(Recorded data)
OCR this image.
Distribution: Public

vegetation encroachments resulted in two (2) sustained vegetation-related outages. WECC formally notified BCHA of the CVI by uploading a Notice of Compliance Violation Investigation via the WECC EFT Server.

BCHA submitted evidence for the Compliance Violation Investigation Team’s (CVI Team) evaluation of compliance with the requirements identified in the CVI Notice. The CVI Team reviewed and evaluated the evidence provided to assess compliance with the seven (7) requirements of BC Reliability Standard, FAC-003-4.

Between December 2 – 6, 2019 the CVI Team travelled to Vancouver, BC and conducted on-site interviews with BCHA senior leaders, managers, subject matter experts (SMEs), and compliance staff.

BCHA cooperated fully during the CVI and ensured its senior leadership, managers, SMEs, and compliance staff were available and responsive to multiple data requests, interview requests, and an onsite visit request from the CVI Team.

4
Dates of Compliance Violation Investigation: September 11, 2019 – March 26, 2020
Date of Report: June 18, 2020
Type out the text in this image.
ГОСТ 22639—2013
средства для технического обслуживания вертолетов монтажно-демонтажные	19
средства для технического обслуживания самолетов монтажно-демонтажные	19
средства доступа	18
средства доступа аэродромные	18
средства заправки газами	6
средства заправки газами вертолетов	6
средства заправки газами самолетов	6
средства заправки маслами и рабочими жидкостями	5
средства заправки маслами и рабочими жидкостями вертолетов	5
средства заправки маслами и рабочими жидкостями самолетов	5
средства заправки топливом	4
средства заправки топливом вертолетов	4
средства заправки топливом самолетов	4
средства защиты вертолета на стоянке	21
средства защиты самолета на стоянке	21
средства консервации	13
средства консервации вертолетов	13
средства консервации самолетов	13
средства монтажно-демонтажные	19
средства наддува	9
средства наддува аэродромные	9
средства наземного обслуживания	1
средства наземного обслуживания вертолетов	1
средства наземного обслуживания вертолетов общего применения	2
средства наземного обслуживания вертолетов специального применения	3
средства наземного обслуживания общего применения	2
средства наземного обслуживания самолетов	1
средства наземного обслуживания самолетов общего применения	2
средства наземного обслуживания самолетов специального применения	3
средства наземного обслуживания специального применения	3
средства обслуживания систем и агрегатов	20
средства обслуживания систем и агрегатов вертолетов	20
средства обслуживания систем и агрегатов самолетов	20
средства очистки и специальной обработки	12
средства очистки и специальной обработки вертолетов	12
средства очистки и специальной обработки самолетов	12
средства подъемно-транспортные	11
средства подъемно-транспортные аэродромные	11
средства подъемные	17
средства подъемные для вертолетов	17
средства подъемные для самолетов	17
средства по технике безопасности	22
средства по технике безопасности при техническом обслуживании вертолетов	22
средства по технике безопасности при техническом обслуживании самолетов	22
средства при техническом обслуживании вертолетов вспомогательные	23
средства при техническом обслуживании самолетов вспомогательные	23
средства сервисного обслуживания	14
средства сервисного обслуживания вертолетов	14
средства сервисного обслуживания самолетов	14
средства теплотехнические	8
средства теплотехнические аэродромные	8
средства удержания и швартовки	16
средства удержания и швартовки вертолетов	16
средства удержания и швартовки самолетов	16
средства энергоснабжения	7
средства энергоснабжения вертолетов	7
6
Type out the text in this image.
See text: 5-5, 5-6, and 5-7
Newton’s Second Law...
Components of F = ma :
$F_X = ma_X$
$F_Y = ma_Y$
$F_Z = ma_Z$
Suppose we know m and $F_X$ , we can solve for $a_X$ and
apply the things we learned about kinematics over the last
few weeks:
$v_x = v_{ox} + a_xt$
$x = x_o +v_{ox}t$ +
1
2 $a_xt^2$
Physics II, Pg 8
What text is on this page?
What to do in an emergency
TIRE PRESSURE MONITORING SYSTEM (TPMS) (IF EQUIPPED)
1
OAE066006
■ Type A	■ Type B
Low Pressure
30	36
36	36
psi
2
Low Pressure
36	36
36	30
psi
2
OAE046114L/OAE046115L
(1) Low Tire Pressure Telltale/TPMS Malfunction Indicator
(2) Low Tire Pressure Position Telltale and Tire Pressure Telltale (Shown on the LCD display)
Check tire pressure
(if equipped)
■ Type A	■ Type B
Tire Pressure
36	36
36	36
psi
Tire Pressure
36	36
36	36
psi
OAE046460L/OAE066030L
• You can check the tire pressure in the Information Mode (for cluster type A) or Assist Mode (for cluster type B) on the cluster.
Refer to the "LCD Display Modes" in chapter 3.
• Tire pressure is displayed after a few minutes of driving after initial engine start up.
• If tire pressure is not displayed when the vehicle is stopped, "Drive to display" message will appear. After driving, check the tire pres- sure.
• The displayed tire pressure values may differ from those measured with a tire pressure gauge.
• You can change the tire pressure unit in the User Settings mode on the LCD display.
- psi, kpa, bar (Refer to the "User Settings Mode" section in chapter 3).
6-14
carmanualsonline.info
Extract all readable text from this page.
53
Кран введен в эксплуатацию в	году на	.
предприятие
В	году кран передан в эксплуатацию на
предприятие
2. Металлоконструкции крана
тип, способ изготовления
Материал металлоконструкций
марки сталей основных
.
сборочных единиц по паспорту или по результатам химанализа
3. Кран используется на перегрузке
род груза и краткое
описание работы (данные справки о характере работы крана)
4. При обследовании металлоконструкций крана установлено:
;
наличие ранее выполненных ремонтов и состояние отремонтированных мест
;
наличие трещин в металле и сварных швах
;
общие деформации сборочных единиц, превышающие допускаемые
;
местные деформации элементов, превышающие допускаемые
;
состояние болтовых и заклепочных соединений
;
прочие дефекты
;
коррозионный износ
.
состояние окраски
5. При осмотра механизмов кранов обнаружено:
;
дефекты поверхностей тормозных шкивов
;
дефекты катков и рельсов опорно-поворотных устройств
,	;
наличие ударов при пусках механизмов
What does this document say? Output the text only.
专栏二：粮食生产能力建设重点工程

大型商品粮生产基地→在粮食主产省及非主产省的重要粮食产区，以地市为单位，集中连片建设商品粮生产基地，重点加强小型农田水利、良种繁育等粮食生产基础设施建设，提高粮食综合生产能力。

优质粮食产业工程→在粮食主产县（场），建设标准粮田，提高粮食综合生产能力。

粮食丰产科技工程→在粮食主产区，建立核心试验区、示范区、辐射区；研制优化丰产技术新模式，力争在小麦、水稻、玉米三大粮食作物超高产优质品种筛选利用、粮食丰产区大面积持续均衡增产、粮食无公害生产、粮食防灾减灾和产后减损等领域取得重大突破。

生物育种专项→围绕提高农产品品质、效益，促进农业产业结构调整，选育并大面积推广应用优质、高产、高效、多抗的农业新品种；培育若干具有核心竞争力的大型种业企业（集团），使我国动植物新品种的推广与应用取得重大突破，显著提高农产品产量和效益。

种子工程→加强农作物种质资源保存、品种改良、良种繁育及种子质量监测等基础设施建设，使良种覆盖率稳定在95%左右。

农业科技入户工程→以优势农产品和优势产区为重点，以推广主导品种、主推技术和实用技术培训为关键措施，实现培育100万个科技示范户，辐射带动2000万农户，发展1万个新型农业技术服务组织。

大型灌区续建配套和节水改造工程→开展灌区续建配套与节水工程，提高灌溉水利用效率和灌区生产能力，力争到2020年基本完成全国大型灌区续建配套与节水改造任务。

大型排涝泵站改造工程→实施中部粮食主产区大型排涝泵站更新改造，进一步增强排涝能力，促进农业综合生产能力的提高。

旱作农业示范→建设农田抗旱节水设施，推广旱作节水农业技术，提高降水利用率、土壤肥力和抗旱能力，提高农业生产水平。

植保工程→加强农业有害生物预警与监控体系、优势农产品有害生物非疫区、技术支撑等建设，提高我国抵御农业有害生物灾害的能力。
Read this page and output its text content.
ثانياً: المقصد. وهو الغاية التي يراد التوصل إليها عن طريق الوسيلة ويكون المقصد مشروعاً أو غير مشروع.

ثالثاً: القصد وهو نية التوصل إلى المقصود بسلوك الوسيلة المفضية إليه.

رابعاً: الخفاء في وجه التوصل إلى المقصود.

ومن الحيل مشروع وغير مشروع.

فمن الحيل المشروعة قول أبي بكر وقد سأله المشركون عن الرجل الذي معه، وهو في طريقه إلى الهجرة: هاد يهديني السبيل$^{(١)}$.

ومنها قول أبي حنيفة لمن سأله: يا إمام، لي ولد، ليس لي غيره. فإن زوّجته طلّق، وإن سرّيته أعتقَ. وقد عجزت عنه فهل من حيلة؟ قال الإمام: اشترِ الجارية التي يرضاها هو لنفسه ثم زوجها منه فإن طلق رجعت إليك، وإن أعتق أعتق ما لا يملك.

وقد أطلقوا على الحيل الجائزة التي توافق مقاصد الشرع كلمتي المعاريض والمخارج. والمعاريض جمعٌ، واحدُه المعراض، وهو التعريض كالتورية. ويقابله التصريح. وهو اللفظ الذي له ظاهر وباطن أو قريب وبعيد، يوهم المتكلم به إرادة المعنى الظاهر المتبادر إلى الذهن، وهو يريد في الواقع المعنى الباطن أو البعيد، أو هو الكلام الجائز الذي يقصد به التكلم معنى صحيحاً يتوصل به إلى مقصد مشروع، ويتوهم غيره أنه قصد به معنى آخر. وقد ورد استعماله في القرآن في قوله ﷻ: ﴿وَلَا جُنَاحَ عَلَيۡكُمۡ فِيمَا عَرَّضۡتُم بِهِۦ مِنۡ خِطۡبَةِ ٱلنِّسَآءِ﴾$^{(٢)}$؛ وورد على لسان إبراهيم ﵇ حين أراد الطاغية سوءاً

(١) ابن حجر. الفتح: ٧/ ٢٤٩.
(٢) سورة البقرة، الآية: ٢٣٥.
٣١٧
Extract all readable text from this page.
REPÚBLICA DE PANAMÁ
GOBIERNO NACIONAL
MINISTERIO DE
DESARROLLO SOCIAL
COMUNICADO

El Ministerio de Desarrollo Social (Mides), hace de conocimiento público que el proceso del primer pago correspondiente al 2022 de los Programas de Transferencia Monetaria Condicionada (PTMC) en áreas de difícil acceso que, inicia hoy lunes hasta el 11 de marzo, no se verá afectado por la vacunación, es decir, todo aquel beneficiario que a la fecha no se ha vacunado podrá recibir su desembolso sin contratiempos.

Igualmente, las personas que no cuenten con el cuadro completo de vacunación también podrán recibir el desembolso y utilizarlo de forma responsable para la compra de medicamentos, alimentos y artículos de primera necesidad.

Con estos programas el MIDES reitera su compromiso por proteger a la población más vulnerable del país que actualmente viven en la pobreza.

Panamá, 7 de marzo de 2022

■ Exercise: Pull out every line in the data above that has the word "рабочими".

■ Final result:
средства заправки маслами и рабочими жидкостями	5
средства заправки маслами и рабочими жидкостями вертолетов	5
средства заправки маслами и рабочими жидкостями самолетов	5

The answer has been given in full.